**Dataset entries**
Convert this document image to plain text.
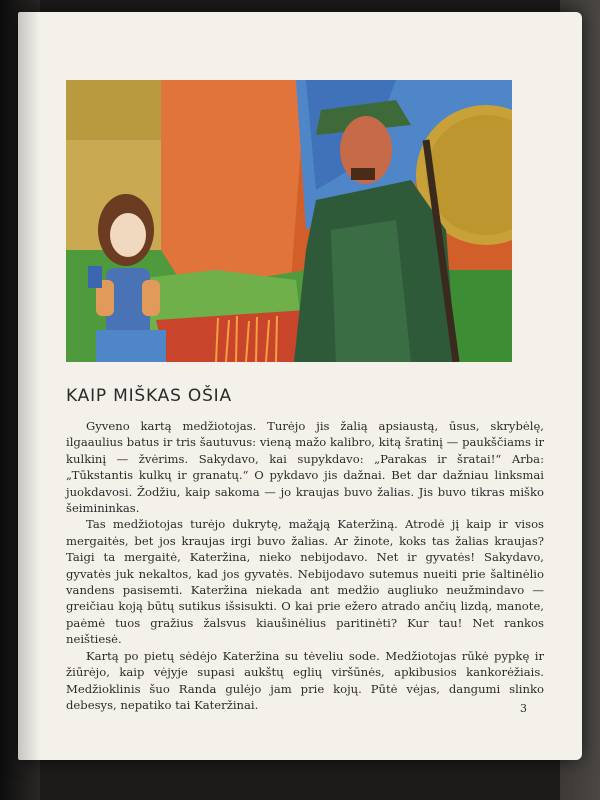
KAIP MIŠKAS OŠIA

Gyveno kartą medžiotojas. Turėjo jis žalią apsiaustą, ūsus, skrybėlę, ilgaaulius batus ir tris šautuvus: vieną mažo kalibro, kitą šratinį — paukščiams ir kulkinį — žvėrims. Sakydavo, kai supykdavo: „Parakas ir šratai!“ Arba: „Tūkstantis kulkų ir granatų.“ O pykdavo jis dažnai. Bet dar dažniau linksmai juokdavosi. Žodžiu, kaip sakoma — jo kraujas buvo žalias. Jis buvo tikras miško šeimininkas.

Tas medžiotojas turėjo dukrytę, mažąją Kateržiną. Atrodė jį kaip ir visos mergaitės, bet jos kraujas irgi buvo žalias. Ar žinote, koks tas žalias kraujas? Taigi ta mergaitė, Kateržina, nieko nebijodavo. Net ir gyvatės! Sakydavo, gyvatės juk nekaltos, kad jos gyvatės. Nebijodavo sutemus nueiti prie šaltinėlio vandens pasisemti. Kateržina niekada ant medžio augliuko neužmindavo — greičiau koją būtų sutikus išsisukti. O kai prie ežero atrado ančių lizdą, manote, paėmė tuos gražius žalsvus kiaušinėlius paritinėti? Kur tau! Net rankos neištiesė.

Kartą po pietų sėdėjo Kateržina su tėveliu sode. Medžiotojas rūkė pypkę ir žiūrėjo, kaip vėjyje supasi aukštų eglių viršūnės, apkibusios kankorėžiais. Medžioklinis šuo Randa gulėjo jam prie kojų. Pūtė vėjas, dangumi slinko debesys, nepatiko tai Kateržinai.	3
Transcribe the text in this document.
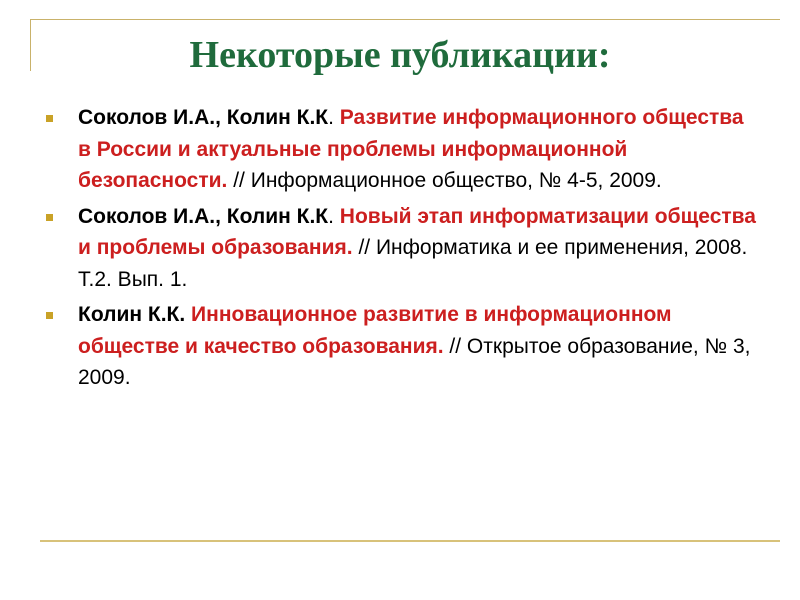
Некоторые публикации:
Соколов И.А., Колин К.К. Развитие информационного общества в России и актуальные проблемы информационной безопасности. // Информационное общество, № 4-5, 2009.
Соколов И.А., Колин К.К. Новый этап информатизации общества и проблемы образования. // Информатика и ее применения, 2008. Т.2. Вып. 1.
Колин К.К. Инновационное развитие в информационном обществе и качество образования. // Открытое образование, № 3, 2009.
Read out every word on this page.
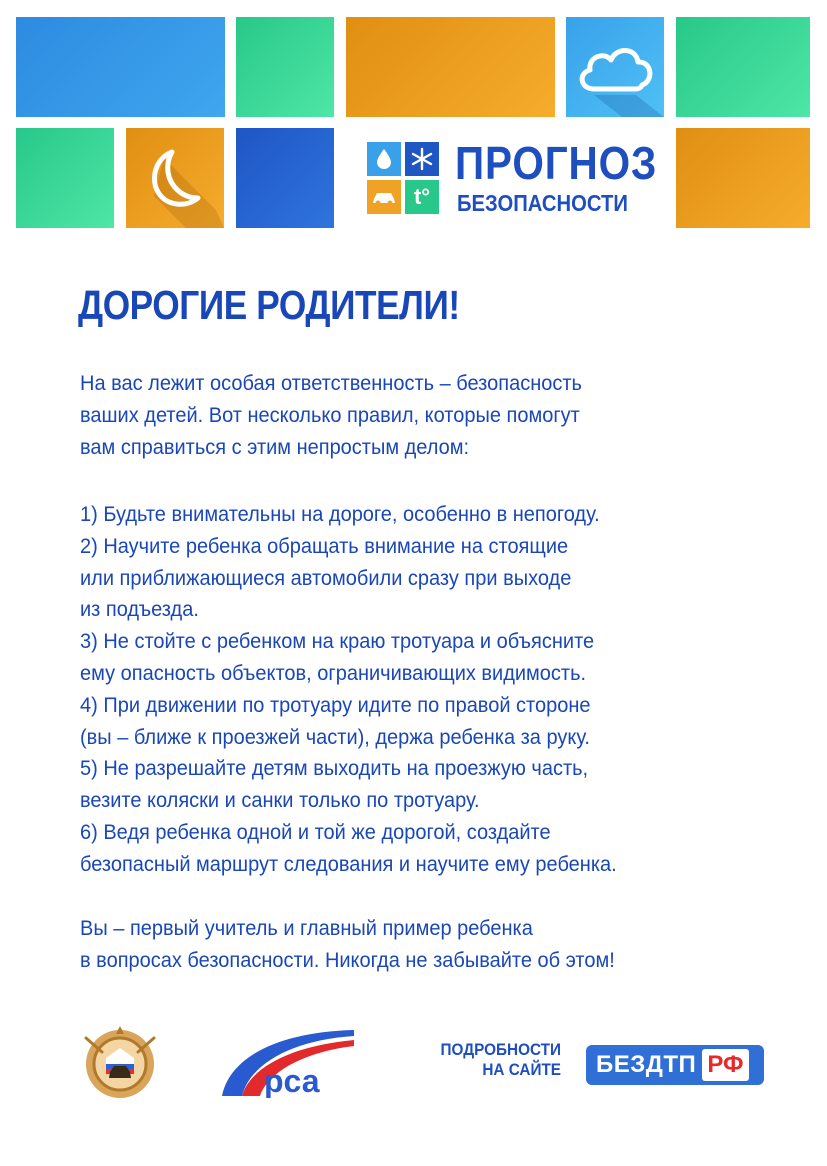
t°
ПРОГНОЗ
БЕЗОПАСНОСТИ
ДОРОГИЕ РОДИТЕЛИ!
На вас лежит особая ответственность – безопасность
ваших детей. Вот несколько правил, которые помогут
вам справиться с этим непростым делом:
1) Будьте внимательны на дороге, особенно в непогоду.
2) Научите ребенка обращать внимание на стоящие
или приближающиеся автомобили сразу при выходе
из подъезда.
3) Не стойте с ребенком на краю тротуара и объясните
ему опасность объектов, ограничивающих видимость.
4) При движении по тротуару идите по правой стороне
(вы – ближе к проезжей части), держа ребенка за руку.
5) Не разрешайте детям выходить на проезжую часть,
везите коляски и санки только по тротуару.
6) Ведя ребенка одной и той же дорогой, создайте
безопасный маршрут следования и научите ему ребенка.
Вы – первый учитель и главный пример ребенка
в вопросах безопасности. Никогда не забывайте об этом!
рса
ПОДРОБНОСТИ
НА САЙТЕ	БЕЗДТП РФ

**Exercise task**
Lines holding the word "Kateržina" in the entries above are the ones to pull out. Copy them all.

**Answer to this exercise**
Tas medžiotojas turėjo dukrytę, mažąją Kateržiną. Atrodė jį kaip ir visos mergaitės, bet jos kraujas irgi buvo žalias. Ar žinote, koks tas žalias kraujas? Taigi ta mergaitė, Kateržina, nieko nebijodavo. Net ir gyvatės! Sakydavo, gyvatės juk nekaltos, kad jos gyvatės. Nebijodavo sutemus nueiti prie šaltinėlio vandens pasisemti. Kateržina niekada ant medžio augliuko neužmindavo — greičiau koją būtų sutikus išsisukti. O kai prie ežero atrado ančių lizdą, manote, paėmė tuos gražius žalsvus kiaušinėlius paritinėti? Kur tau! Net rankos neištiesė.
Kartą po pietų sėdėjo Kateržina su tėveliu sode. Medžiotojas rūkė pypkę ir žiūrėjo, kaip vėjyje supasi aukštų eglių viršūnės, apkibusios kankorėžiais. Medžioklinis šuo Randa gulėjo jam prie kojų. Pūtė vėjas, dangumi slinko debesys, nepatiko tai Kateržinai.	3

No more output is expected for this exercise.